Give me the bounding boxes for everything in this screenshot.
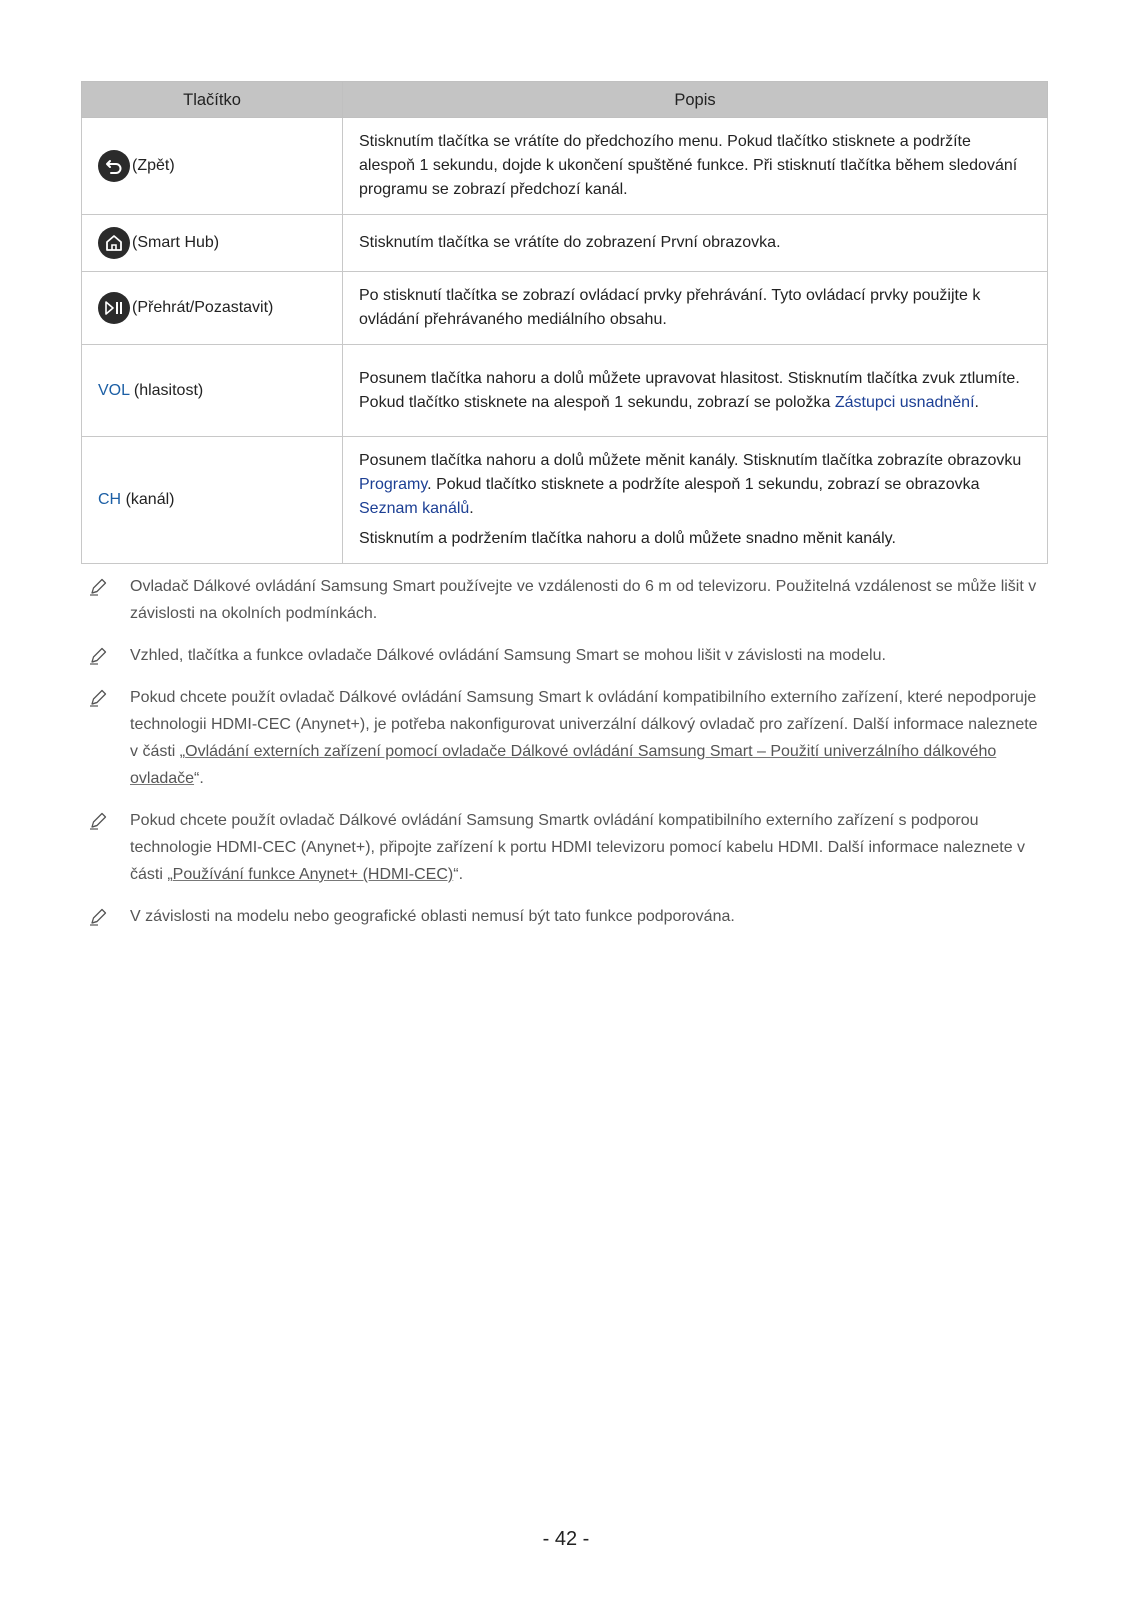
desc-play-pause: Po stisknutí tlačítka se zobrazí ovládací prvky přehrávání. Tyto ovládací prvky použijte k ovládání přehrávaného mediálního obsahu. bbox=[343, 272, 1048, 345]
button-description-table bbox=[81, 81, 1048, 564]
home-icon bbox=[98, 227, 130, 259]
desc-back: Stisknutím tlačítka se vrátíte do předchozího menu. Pokud tlačítko stisknete a podržíte alespoň 1 sekundu, dojde k ukončení spuštěné funkce. Při stisknutí tlačítka během sledování programu se zobrazí předchozí kanál. bbox=[343, 118, 1048, 215]
button-label-back: (Zpět) bbox=[132, 157, 175, 174]
table-row bbox=[82, 272, 1048, 345]
table-row bbox=[82, 437, 1048, 564]
note-item: Vzhled, tlačítka a funkce ovladače Dálkové ovládání Samsung Smart se mohou lišit v závislosti na modelu. bbox=[81, 642, 1048, 669]
desc-channel: Posunem tlačítka nahoru a dolů můžete měnit kanály. Stisknutím tlačítka zobrazíte obrazovku Programy. Pokud tlačítko stisknete a podržíte alespoň 1 sekundu, zobrazí se obrazovka Seznam kanálů. Stisknutím a podržením tlačítka nahoru a dolů můžete snadno měnit kanály. bbox=[343, 437, 1048, 564]
header-description: Popis bbox=[343, 82, 1048, 118]
note-item: Ovladač Dálkové ovládání Samsung Smart používejte ve vzdálenosti do 6 m od televizoru. Použitelná vzdálenost se může lišit v závislosti na okolních podmínkách. bbox=[81, 573, 1048, 627]
play-pause-icon bbox=[98, 292, 130, 324]
pencil-note-icon bbox=[89, 810, 109, 830]
button-label-volume: (hlasitost) bbox=[133, 381, 204, 399]
page-number: - 42 - bbox=[542, 1528, 590, 1550]
button-label-smart-hub: (Smart Hub) bbox=[132, 234, 220, 251]
pencil-note-icon bbox=[89, 906, 109, 926]
key-vol: VOL bbox=[98, 381, 130, 399]
button-label-play-pause: (Přehrát/Pozastavit) bbox=[132, 299, 274, 316]
pencil-note-icon bbox=[89, 576, 109, 596]
pencil-note-icon bbox=[89, 645, 109, 665]
note-item: V závislosti na modelu nebo geografické oblasti nemusí být tato funkce podporována. bbox=[81, 903, 1048, 930]
pencil-note-icon bbox=[89, 687, 109, 707]
table-row bbox=[82, 118, 1048, 215]
back-icon bbox=[98, 150, 130, 182]
desc-smart-hub: Stisknutím tlačítka se vrátíte do zobrazení První obrazovka. bbox=[343, 215, 1048, 272]
link-accessibility-shortcuts[interactable]: Zástupci usnadnění bbox=[834, 393, 975, 411]
note-item: Pokud chcete použít ovladač Dálkové ovládání Samsung Smart k ovládání kompatibilního externího zařízení, které nepodporuje technologii HDMI-CEC (Anynet+), je potřeba nakonfigurovat univerzální dálkový ovladač pro zařízení. Další informace naleznete v části „Ovládání externích zařízení pomocí ovladače Dálkové ovládání Samsung Smart – Použití univerzálního dálkového ovladače“. bbox=[81, 684, 1048, 792]
desc-volume: Posunem tlačítka nahoru a dolů můžete upravovat hlasitost. Stisknutím tlačítka zvuk ztlumíte. Pokud tlačítko stisknete na alespoň 1 sekundu, zobrazí se položka Zástupci usnadnění. bbox=[343, 345, 1048, 437]
notes-list bbox=[81, 573, 1048, 945]
table-row bbox=[82, 215, 1048, 272]
link-channel-list[interactable]: Seznam kanálů bbox=[359, 500, 470, 517]
table-row bbox=[82, 345, 1048, 437]
link-universal-remote[interactable]: Ovládání externích zařízení pomocí ovladače Dálkové ovládání Samsung Smart – Použití univerzálního dálkového ovladače bbox=[130, 743, 997, 787]
link-guide[interactable]: Programy bbox=[359, 476, 428, 493]
note-item: Pokud chcete použít ovladač Dálkové ovládání Samsung Smartk ovládání kompatibilního externího zařízení s podporou technologie HDMI-CEC (Anynet+), připojte zařízení k portu HDMI televizoru pomocí kabelu HDMI. Další informace naleznete v části „Používání funkce Anynet+ (HDMI-CEC)“. bbox=[81, 807, 1048, 888]
header-button: Tlačítko bbox=[82, 82, 343, 118]
link-anynet[interactable]: Používání funkce Anynet+ (HDMI-CEC) bbox=[172, 866, 454, 883]
key-ch: CH bbox=[98, 491, 122, 508]
button-label-channel: (kanál) bbox=[125, 491, 175, 508]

### REQUEST
Copy the records above line for line, without the pictures.

### WRITTEN ANSWER
Give me the bounding boxes for everything in this screenshot.
desc-play-pause: Po stisknutí tlačítka se zobrazí ovládací prvky přehrávání. Tyto ovládací prvky použijte k ovládání přehrávaného mediálního obsahu. bbox=[343, 272, 1048, 345]
button-description-table bbox=[81, 81, 1048, 564]
home-icon bbox=[98, 227, 130, 259]
desc-back: Stisknutím tlačítka se vrátíte do předchozího menu. Pokud tlačítko stisknete a podržíte alespoň 1 sekundu, dojde k ukončení spuštěné funkce. Při stisknutí tlačítka během sledování programu se zobrazí předchozí kanál. bbox=[343, 118, 1048, 215]
button-label-back: (Zpět) bbox=[132, 157, 175, 174]
table-row bbox=[82, 272, 1048, 345]
table-row bbox=[82, 437, 1048, 564]
note-item: Vzhled, tlačítka a funkce ovladače Dálkové ovládání Samsung Smart se mohou lišit v závislosti na modelu. bbox=[81, 642, 1048, 669]
desc-channel: Posunem tlačítka nahoru a dolů můžete měnit kanály. Stisknutím tlačítka zobrazíte obrazovku Programy. Pokud tlačítko stisknete a podržíte alespoň 1 sekundu, zobrazí se obrazovka Seznam kanálů. Stisknutím a podržením tlačítka nahoru a dolů můžete snadno měnit kanály. bbox=[343, 437, 1048, 564]
header-description: Popis bbox=[343, 82, 1048, 118]
note-item: Ovladač Dálkové ovládání Samsung Smart používejte ve vzdálenosti do 6 m od televizoru. Použitelná vzdálenost se může lišit v závislosti na okolních podmínkách. bbox=[81, 573, 1048, 627]
play-pause-icon bbox=[98, 292, 130, 324]
pencil-note-icon bbox=[89, 810, 109, 830]
button-label-volume: (hlasitost) bbox=[133, 381, 204, 399]
page-number: - 42 - bbox=[542, 1528, 590, 1550]
button-label-smart-hub: (Smart Hub) bbox=[132, 234, 220, 251]
pencil-note-icon bbox=[89, 906, 109, 926]
key-vol: VOL bbox=[98, 381, 130, 399]
button-label-play-pause: (Přehrát/Pozastavit) bbox=[132, 299, 274, 316]
pencil-note-icon bbox=[89, 576, 109, 596]
pencil-note-icon bbox=[89, 645, 109, 665]
note-item: V závislosti na modelu nebo geografické oblasti nemusí být tato funkce podporována. bbox=[81, 903, 1048, 930]
pencil-note-icon bbox=[89, 687, 109, 707]
table-row bbox=[82, 118, 1048, 215]
back-icon bbox=[98, 150, 130, 182]
desc-smart-hub: Stisknutím tlačítka se vrátíte do zobrazení První obrazovka. bbox=[343, 215, 1048, 272]
link-accessibility-shortcuts[interactable]: Zástupci usnadnění bbox=[834, 393, 975, 411]
note-item: Pokud chcete použít ovladač Dálkové ovládání Samsung Smart k ovládání kompatibilního externího zařízení, které nepodporuje technologii HDMI-CEC (Anynet+), je potřeba nakonfigurovat univerzální dálkový ovladač pro zařízení. Další informace naleznete v části „Ovládání externích zařízení pomocí ovladače Dálkové ovládání Samsung Smart – Použití univerzálního dálkového ovladače“. bbox=[81, 684, 1048, 792]
desc-volume: Posunem tlačítka nahoru a dolů můžete upravovat hlasitost. Stisknutím tlačítka zvuk ztlumíte. Pokud tlačítko stisknete na alespoň 1 sekundu, zobrazí se položka Zástupci usnadnění. bbox=[343, 345, 1048, 437]
notes-list bbox=[81, 573, 1048, 945]
table-row bbox=[82, 215, 1048, 272]
link-channel-list[interactable]: Seznam kanálů bbox=[359, 500, 470, 517]
table-row bbox=[82, 345, 1048, 437]
link-universal-remote[interactable]: Ovládání externích zařízení pomocí ovladače Dálkové ovládání Samsung Smart – Použití univerzálního dálkového ovladače bbox=[130, 743, 997, 787]
link-guide[interactable]: Programy bbox=[359, 476, 428, 493]
note-item: Pokud chcete použít ovladač Dálkové ovládání Samsung Smartk ovládání kompatibilního externího zařízení s podporou technologie HDMI-CEC (Anynet+), připojte zařízení k portu HDMI televizoru pomocí kabelu HDMI. Další informace naleznete v části „Používání funkce Anynet+ (HDMI-CEC)“. bbox=[81, 807, 1048, 888]
header-button: Tlačítko bbox=[82, 82, 343, 118]
link-anynet[interactable]: Používání funkce Anynet+ (HDMI-CEC) bbox=[172, 866, 454, 883]
key-ch: CH bbox=[98, 491, 122, 508]
button-label-channel: (kanál) bbox=[125, 491, 175, 508]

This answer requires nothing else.